Work to be completed |
Every line of the records below should be restated exactly.

** Begin **

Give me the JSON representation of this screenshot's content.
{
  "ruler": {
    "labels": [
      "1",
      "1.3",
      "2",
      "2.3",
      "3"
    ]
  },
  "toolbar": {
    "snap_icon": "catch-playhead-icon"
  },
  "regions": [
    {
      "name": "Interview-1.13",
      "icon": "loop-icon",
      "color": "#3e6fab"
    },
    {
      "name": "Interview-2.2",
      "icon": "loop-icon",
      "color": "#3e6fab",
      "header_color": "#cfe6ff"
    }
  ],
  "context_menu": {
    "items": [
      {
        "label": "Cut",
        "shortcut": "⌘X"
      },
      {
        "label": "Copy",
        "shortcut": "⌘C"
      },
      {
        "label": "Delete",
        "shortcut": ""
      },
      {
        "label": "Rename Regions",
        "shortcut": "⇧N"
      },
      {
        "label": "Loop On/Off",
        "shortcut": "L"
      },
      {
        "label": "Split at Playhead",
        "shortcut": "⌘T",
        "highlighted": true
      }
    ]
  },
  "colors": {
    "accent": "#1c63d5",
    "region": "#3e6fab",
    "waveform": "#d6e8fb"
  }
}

** End **

Solution below |
Give me the JSON representation of this screenshot's content.
{
  "ruler": {
    "labels": [
      "1",
      "1.3",
      "2",
      "2.3",
      "3"
    ]
  },
  "toolbar": {
    "snap_icon": "catch-playhead-icon"
  },
  "regions": [
    {
      "name": "Interview-1.13",
      "icon": "loop-icon",
      "color": "#3e6fab"
    },
    {
      "name": "Interview-2.2",
      "icon": "loop-icon",
      "color": "#3e6fab",
      "header_color": "#cfe6ff"
    }
  ],
  "context_menu": {
    "items": [
      {
        "label": "Cut",
        "shortcut": "⌘X"
      },
      {
        "label": "Copy",
        "shortcut": "⌘C"
      },
      {
        "label": "Delete",
        "shortcut": ""
      },
      {
        "label": "Rename Regions",
        "shortcut": "⇧N"
      },
      {
        "label": "Loop On/Off",
        "shortcut": "L"
      },
      {
        "label": "Split at Playhead",
        "shortcut": "⌘T",
        "highlighted": true
      }
    ]
  },
  "colors": {
    "accent": "#1c63d5",
    "region": "#3e6fab",
    "waveform": "#d6e8fb"
  }
}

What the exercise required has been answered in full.